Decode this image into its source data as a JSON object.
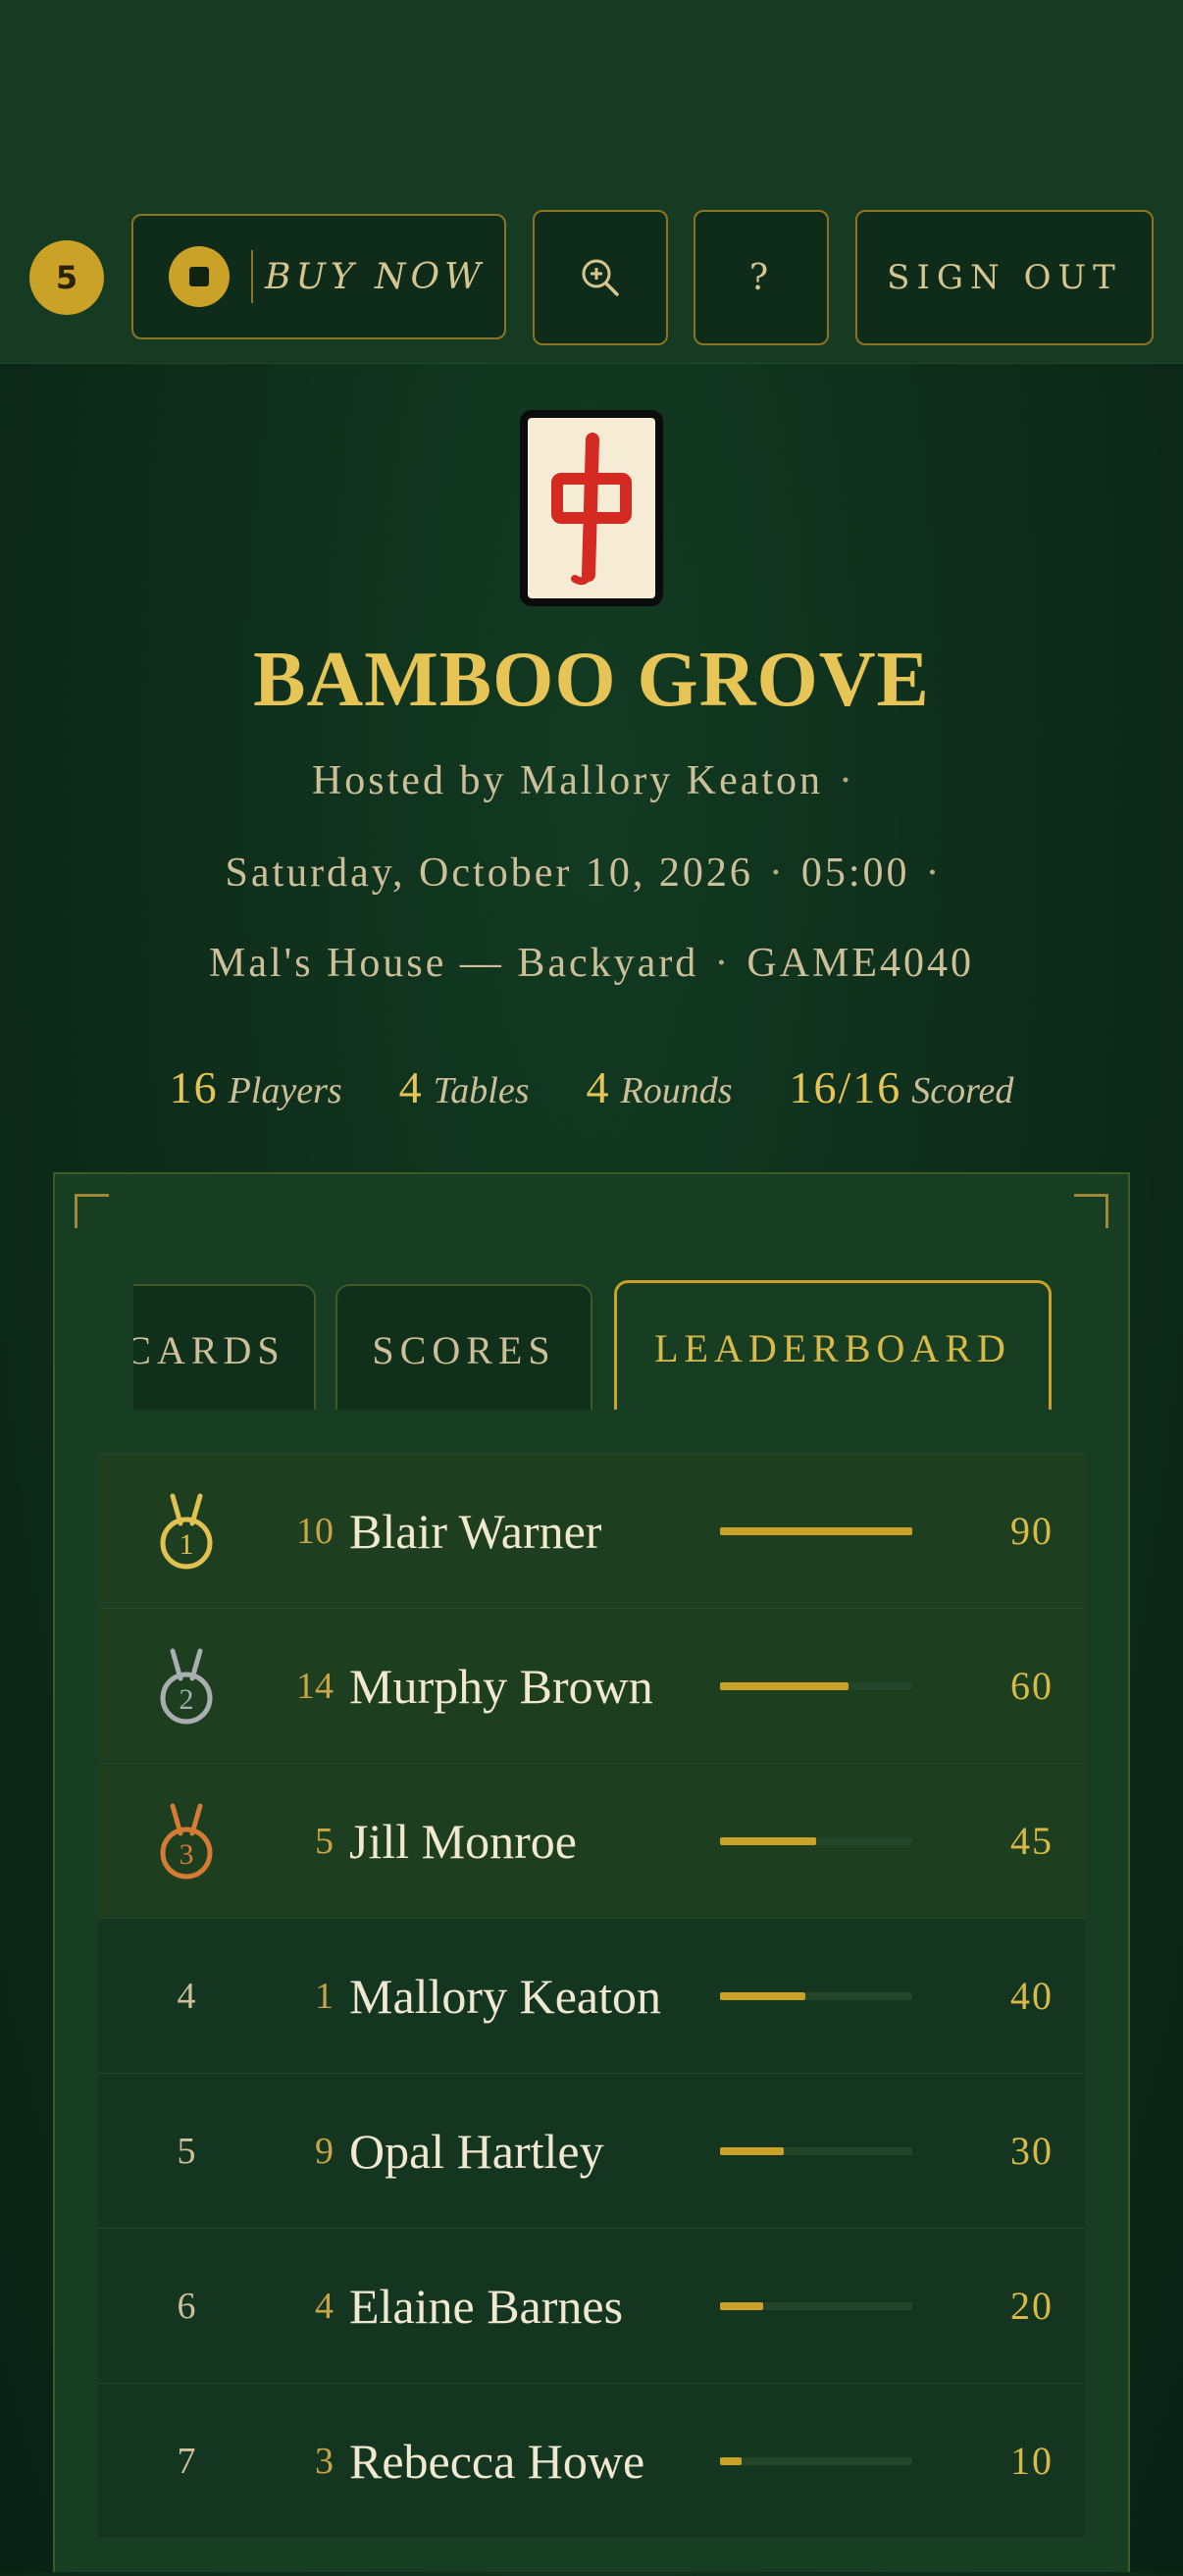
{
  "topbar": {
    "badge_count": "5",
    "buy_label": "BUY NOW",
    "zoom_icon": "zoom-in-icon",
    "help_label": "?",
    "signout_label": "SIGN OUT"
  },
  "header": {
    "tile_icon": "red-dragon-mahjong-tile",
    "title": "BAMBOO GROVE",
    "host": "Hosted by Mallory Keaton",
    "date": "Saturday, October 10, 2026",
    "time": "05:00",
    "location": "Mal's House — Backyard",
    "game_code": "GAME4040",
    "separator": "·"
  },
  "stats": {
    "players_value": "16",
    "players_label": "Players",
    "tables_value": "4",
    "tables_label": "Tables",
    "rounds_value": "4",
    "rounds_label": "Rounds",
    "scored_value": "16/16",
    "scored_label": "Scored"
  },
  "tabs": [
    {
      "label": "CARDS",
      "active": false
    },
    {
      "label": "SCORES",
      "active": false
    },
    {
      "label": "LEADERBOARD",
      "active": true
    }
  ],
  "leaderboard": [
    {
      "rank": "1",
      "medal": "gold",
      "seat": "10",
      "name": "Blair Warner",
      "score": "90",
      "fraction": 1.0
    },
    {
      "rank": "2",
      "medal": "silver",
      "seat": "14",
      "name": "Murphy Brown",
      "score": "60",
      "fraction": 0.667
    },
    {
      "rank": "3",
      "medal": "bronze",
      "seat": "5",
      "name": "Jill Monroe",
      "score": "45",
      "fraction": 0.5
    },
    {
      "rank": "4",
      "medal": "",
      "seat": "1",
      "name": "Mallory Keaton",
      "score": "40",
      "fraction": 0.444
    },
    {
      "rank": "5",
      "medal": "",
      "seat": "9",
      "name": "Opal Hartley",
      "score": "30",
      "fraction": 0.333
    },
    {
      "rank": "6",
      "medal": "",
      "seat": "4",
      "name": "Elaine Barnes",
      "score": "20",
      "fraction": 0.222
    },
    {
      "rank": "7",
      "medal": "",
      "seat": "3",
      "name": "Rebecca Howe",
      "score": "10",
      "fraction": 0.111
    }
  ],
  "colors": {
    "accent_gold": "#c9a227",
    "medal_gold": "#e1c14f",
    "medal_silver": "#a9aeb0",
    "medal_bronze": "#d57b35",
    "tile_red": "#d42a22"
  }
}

● ● ● ● ●

• WORK REQUIRED
Reproduce every line of the material precisely, omitting its pictures.

• FULL ANSWER
Decode this image into its source data as a JSON object.
{
  "topbar": {
    "badge_count": "5",
    "buy_label": "BUY NOW",
    "zoom_icon": "zoom-in-icon",
    "help_label": "?",
    "signout_label": "SIGN OUT"
  },
  "header": {
    "tile_icon": "red-dragon-mahjong-tile",
    "title": "BAMBOO GROVE",
    "host": "Hosted by Mallory Keaton",
    "date": "Saturday, October 10, 2026",
    "time": "05:00",
    "location": "Mal's House — Backyard",
    "game_code": "GAME4040",
    "separator": "·"
  },
  "stats": {
    "players_value": "16",
    "players_label": "Players",
    "tables_value": "4",
    "tables_label": "Tables",
    "rounds_value": "4",
    "rounds_label": "Rounds",
    "scored_value": "16/16",
    "scored_label": "Scored"
  },
  "tabs": [
    {
      "label": "CARDS",
      "active": false
    },
    {
      "label": "SCORES",
      "active": false
    },
    {
      "label": "LEADERBOARD",
      "active": true
    }
  ],
  "leaderboard": [
    {
      "rank": "1",
      "medal": "gold",
      "seat": "10",
      "name": "Blair Warner",
      "score": "90",
      "fraction": 1.0
    },
    {
      "rank": "2",
      "medal": "silver",
      "seat": "14",
      "name": "Murphy Brown",
      "score": "60",
      "fraction": 0.667
    },
    {
      "rank": "3",
      "medal": "bronze",
      "seat": "5",
      "name": "Jill Monroe",
      "score": "45",
      "fraction": 0.5
    },
    {
      "rank": "4",
      "medal": "",
      "seat": "1",
      "name": "Mallory Keaton",
      "score": "40",
      "fraction": 0.444
    },
    {
      "rank": "5",
      "medal": "",
      "seat": "9",
      "name": "Opal Hartley",
      "score": "30",
      "fraction": 0.333
    },
    {
      "rank": "6",
      "medal": "",
      "seat": "4",
      "name": "Elaine Barnes",
      "score": "20",
      "fraction": 0.222
    },
    {
      "rank": "7",
      "medal": "",
      "seat": "3",
      "name": "Rebecca Howe",
      "score": "10",
      "fraction": 0.111
    }
  ],
  "colors": {
    "accent_gold": "#c9a227",
    "medal_gold": "#e1c14f",
    "medal_silver": "#a9aeb0",
    "medal_bronze": "#d57b35",
    "tile_red": "#d42a22"
  }
}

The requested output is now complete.